> What is expected:
Keep only those lines of the records that include the string "TENFORD".

Listed records start

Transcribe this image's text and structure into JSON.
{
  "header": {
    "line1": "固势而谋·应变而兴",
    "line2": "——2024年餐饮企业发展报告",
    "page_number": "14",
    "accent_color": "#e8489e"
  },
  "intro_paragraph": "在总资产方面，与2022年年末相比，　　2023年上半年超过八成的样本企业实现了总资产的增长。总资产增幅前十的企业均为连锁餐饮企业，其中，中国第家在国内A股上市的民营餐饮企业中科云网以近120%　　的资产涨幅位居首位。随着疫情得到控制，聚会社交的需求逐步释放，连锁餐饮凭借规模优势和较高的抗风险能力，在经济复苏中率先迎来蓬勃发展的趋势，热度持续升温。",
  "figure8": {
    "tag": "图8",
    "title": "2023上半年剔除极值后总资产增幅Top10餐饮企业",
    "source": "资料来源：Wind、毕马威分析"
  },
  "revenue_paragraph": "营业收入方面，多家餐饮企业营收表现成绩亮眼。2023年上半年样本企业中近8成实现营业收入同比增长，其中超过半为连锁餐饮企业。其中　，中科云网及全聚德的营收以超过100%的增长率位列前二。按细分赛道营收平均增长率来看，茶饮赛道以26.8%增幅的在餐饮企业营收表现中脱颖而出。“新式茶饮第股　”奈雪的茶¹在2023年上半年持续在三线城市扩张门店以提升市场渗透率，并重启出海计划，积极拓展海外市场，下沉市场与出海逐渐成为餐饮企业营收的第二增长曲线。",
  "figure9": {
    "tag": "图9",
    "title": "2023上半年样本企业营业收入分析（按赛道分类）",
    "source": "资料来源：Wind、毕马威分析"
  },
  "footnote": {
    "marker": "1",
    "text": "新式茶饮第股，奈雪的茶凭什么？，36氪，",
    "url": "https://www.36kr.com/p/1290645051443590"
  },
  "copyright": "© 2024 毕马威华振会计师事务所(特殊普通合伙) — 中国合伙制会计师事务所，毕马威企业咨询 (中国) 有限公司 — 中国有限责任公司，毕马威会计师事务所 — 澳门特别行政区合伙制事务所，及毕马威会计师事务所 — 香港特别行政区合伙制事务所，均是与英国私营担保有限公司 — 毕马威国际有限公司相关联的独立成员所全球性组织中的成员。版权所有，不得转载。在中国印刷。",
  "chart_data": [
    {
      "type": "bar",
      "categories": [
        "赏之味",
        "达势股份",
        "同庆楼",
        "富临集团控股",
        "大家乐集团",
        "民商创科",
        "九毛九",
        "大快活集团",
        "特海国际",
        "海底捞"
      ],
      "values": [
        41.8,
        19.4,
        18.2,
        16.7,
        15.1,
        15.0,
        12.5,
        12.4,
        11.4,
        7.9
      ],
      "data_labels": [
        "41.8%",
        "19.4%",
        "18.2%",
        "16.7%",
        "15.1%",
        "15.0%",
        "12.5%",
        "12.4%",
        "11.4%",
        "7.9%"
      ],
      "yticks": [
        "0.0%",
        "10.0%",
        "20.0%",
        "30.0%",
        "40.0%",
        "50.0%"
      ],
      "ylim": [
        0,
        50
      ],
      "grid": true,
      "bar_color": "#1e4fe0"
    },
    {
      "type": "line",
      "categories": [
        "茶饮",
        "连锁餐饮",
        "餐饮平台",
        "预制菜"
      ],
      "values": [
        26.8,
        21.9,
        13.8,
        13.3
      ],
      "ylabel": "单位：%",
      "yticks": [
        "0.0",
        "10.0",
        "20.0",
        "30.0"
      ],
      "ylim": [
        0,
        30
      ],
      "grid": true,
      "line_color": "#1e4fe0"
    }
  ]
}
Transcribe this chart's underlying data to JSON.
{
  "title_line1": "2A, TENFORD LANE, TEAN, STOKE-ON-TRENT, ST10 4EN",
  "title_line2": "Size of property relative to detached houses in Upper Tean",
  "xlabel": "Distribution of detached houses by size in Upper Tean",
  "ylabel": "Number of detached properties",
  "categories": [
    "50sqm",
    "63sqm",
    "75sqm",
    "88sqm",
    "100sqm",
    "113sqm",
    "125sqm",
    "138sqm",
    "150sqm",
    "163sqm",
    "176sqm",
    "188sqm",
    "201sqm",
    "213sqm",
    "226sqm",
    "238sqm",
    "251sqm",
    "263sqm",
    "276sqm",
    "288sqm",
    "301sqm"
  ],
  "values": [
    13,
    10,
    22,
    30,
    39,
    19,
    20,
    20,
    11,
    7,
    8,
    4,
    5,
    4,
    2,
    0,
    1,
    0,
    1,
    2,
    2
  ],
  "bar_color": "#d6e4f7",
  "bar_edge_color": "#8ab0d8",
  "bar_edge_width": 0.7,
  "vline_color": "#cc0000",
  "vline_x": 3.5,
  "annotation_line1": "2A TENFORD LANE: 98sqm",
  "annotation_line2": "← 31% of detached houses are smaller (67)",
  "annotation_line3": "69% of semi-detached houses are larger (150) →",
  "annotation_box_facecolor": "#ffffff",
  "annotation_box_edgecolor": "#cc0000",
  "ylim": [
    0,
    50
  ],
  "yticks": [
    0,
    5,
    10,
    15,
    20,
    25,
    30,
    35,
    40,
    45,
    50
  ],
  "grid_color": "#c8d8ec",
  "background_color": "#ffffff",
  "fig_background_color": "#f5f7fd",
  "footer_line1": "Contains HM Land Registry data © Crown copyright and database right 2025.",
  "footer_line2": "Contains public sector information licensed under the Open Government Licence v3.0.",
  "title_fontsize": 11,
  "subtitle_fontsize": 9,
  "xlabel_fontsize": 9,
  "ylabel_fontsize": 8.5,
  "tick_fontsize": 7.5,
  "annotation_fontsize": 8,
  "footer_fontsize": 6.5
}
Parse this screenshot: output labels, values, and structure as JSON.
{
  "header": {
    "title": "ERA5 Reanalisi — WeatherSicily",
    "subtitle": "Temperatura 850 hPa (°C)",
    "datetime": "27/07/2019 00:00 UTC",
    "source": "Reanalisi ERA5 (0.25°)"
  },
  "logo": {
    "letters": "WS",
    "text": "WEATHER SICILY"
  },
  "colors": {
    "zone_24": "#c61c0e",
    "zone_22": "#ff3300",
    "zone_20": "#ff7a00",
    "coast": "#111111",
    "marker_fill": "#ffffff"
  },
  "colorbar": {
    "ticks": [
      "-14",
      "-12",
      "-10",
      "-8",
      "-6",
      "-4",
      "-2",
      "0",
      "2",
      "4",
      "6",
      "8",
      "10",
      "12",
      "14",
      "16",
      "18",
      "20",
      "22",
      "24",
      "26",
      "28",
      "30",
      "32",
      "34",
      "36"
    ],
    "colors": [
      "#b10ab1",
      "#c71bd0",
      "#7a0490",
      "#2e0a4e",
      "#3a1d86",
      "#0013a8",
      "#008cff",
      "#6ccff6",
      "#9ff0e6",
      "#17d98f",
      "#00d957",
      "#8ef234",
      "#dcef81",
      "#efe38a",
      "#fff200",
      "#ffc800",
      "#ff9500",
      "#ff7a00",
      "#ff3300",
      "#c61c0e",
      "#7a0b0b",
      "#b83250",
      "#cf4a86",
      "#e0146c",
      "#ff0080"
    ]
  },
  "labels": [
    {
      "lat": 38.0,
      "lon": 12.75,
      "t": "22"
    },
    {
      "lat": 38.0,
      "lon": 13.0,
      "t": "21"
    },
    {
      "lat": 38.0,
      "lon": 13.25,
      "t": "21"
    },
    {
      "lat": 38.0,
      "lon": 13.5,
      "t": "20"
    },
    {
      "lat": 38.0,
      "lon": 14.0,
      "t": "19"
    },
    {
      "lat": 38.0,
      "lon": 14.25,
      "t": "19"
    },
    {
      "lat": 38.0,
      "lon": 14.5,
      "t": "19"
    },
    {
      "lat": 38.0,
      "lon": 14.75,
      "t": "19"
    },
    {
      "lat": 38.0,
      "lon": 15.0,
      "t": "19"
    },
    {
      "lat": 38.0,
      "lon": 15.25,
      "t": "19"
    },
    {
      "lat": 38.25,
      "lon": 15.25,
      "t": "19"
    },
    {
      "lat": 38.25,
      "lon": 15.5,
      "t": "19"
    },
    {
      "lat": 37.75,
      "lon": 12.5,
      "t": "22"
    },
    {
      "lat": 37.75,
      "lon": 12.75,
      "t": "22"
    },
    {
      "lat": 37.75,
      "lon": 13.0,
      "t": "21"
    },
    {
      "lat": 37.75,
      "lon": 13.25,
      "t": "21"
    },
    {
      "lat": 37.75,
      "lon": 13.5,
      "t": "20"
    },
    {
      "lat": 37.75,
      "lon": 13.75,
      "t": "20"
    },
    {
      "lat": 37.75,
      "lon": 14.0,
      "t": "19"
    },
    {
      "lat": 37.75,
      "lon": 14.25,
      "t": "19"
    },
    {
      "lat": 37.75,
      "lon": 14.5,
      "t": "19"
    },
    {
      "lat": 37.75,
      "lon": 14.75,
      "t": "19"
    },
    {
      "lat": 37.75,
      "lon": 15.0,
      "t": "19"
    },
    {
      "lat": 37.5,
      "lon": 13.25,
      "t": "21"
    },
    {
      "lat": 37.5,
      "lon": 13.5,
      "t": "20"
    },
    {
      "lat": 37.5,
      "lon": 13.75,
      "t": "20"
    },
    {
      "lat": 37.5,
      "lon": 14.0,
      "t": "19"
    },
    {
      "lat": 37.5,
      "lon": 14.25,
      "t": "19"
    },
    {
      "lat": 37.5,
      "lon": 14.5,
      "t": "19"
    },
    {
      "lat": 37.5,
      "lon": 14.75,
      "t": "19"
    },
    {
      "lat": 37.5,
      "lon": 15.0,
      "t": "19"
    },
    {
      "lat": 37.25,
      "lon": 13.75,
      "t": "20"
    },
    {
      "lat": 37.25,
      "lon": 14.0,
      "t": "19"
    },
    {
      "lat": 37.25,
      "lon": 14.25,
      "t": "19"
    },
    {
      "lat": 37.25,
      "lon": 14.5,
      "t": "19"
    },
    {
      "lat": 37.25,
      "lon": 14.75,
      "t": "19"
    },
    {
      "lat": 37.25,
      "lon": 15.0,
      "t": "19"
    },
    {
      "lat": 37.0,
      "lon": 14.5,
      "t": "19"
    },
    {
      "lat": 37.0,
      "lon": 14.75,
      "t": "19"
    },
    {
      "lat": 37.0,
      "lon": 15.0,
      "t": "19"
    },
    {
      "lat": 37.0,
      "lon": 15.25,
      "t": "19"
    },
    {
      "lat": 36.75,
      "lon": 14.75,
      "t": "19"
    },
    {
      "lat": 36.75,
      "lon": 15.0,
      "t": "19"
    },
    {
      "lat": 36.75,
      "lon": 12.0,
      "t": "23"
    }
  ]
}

Listed records end

> Output for this task:
  "title_line1": "2A, TENFORD LANE, TEAN, STOKE-ON-TRENT, ST10 4EN",
  "annotation_line1": "2A TENFORD LANE: 98sqm",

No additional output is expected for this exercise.